■ **Task goal**
The records below must be output exactly, without pictures.

■ **Data shown**
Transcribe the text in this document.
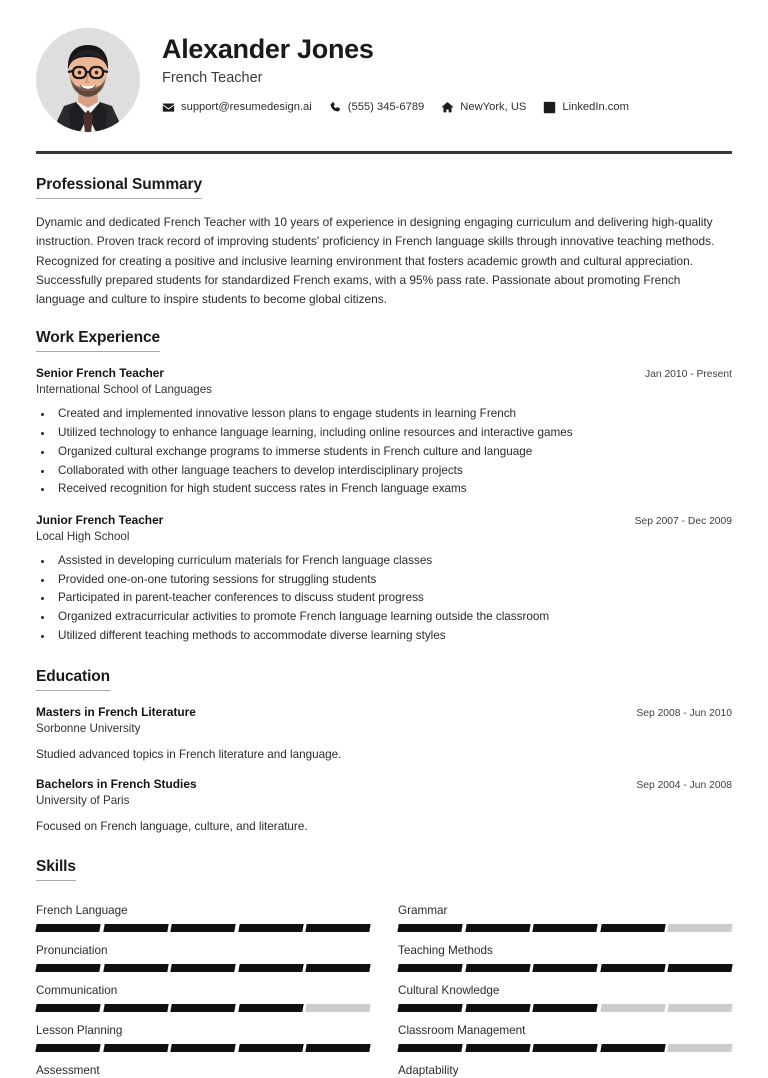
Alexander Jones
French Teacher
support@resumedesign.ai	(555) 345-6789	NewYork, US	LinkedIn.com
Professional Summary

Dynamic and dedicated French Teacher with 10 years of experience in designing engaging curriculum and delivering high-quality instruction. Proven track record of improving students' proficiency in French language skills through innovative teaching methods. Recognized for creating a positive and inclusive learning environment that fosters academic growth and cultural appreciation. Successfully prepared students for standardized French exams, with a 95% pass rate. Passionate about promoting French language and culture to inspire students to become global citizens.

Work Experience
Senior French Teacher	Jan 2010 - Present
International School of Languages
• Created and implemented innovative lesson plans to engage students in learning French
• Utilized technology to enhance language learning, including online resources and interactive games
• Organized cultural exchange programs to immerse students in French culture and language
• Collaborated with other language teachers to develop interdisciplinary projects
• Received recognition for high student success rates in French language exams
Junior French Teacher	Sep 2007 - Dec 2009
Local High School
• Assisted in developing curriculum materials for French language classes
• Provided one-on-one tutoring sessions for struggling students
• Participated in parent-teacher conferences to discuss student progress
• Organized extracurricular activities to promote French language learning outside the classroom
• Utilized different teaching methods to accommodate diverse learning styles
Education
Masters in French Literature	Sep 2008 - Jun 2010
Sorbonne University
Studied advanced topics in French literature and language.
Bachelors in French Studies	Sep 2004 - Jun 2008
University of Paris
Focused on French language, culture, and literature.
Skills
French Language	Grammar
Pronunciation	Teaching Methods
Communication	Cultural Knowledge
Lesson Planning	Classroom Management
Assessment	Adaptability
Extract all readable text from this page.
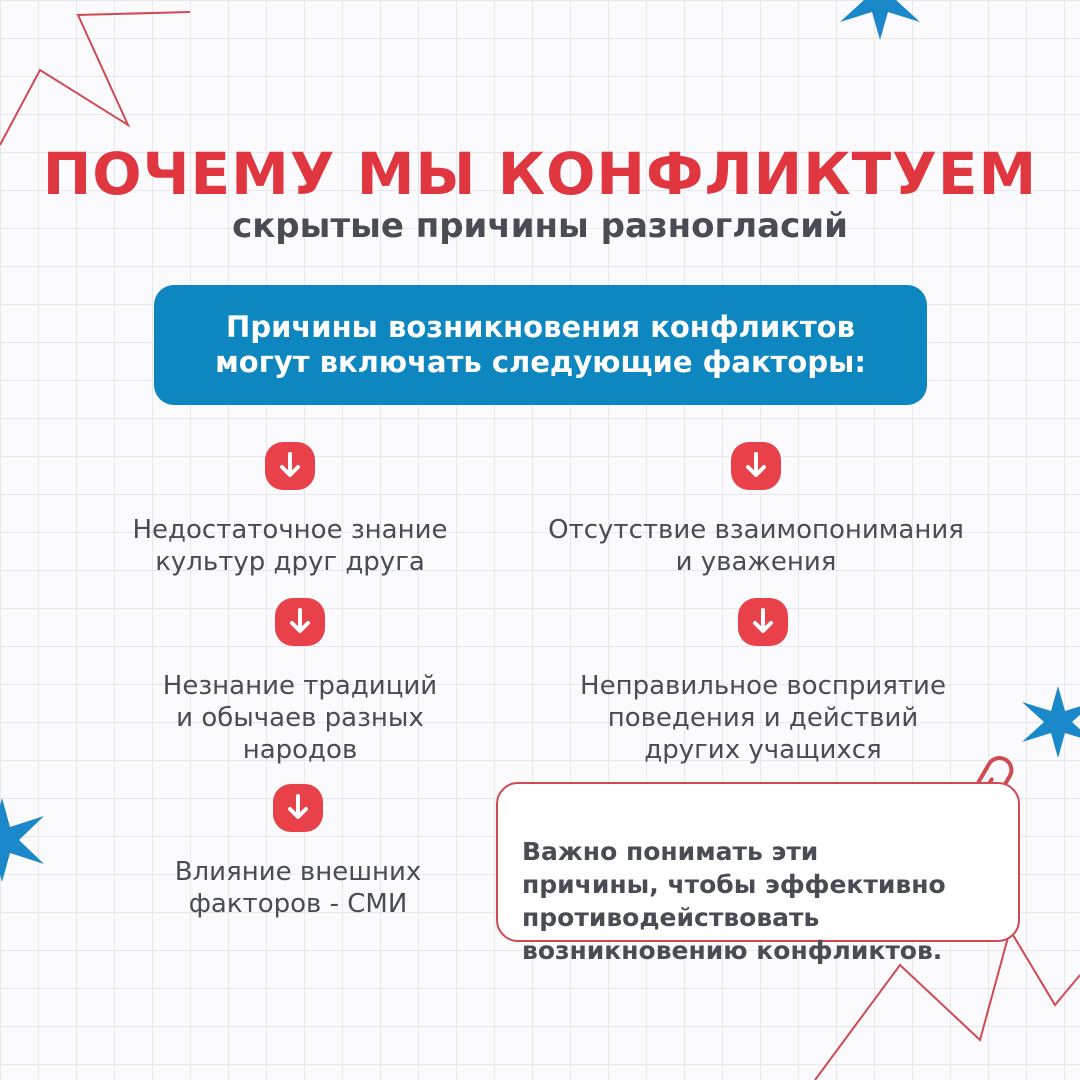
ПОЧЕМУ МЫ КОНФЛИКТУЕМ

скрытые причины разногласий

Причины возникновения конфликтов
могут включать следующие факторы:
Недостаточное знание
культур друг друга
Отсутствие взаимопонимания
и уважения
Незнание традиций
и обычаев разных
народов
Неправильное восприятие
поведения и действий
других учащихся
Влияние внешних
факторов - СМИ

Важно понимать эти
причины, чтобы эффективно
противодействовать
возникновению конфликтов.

■ **Output for this exercise**
Transcribe the text in this document.
Alexander Jones
French Teacher
support@resumedesign.ai	(555) 345-6789	NewYork, US	LinkedIn.com
Professional Summary

Dynamic and dedicated French Teacher with 10 years of experience in designing engaging curriculum and delivering high-quality instruction. Proven track record of improving students' proficiency in French language skills through innovative teaching methods. Recognized for creating a positive and inclusive learning environment that fosters academic growth and cultural appreciation. Successfully prepared students for standardized French exams, with a 95% pass rate. Passionate about promoting French language and culture to inspire students to become global citizens.

Work Experience
Senior French Teacher	Jan 2010 - Present
International School of Languages
• Created and implemented innovative lesson plans to engage students in learning French
• Utilized technology to enhance language learning, including online resources and interactive games
• Organized cultural exchange programs to immerse students in French culture and language
• Collaborated with other language teachers to develop interdisciplinary projects
• Received recognition for high student success rates in French language exams
Junior French Teacher	Sep 2007 - Dec 2009
Local High School
• Assisted in developing curriculum materials for French language classes
• Provided one-on-one tutoring sessions for struggling students
• Participated in parent-teacher conferences to discuss student progress
• Organized extracurricular activities to promote French language learning outside the classroom
• Utilized different teaching methods to accommodate diverse learning styles
Education
Masters in French Literature	Sep 2008 - Jun 2010
Sorbonne University
Studied advanced topics in French literature and language.
Bachelors in French Studies	Sep 2004 - Jun 2008
University of Paris
Focused on French language, culture, and literature.
Skills
French Language	Grammar
Pronunciation	Teaching Methods
Communication	Cultural Knowledge
Lesson Planning	Classroom Management
Assessment	Adaptability
Extract all readable text from this page.
ПОЧЕМУ МЫ КОНФЛИКТУЕМ

скрытые причины разногласий

Причины возникновения конфликтов
могут включать следующие факторы:
Недостаточное знание
культур друг друга
Отсутствие взаимопонимания
и уважения
Незнание традиций
и обычаев разных
народов
Неправильное восприятие
поведения и действий
других учащихся
Влияние внешних
факторов - СМИ

Важно понимать эти
причины, чтобы эффективно
противодействовать
возникновению конфликтов.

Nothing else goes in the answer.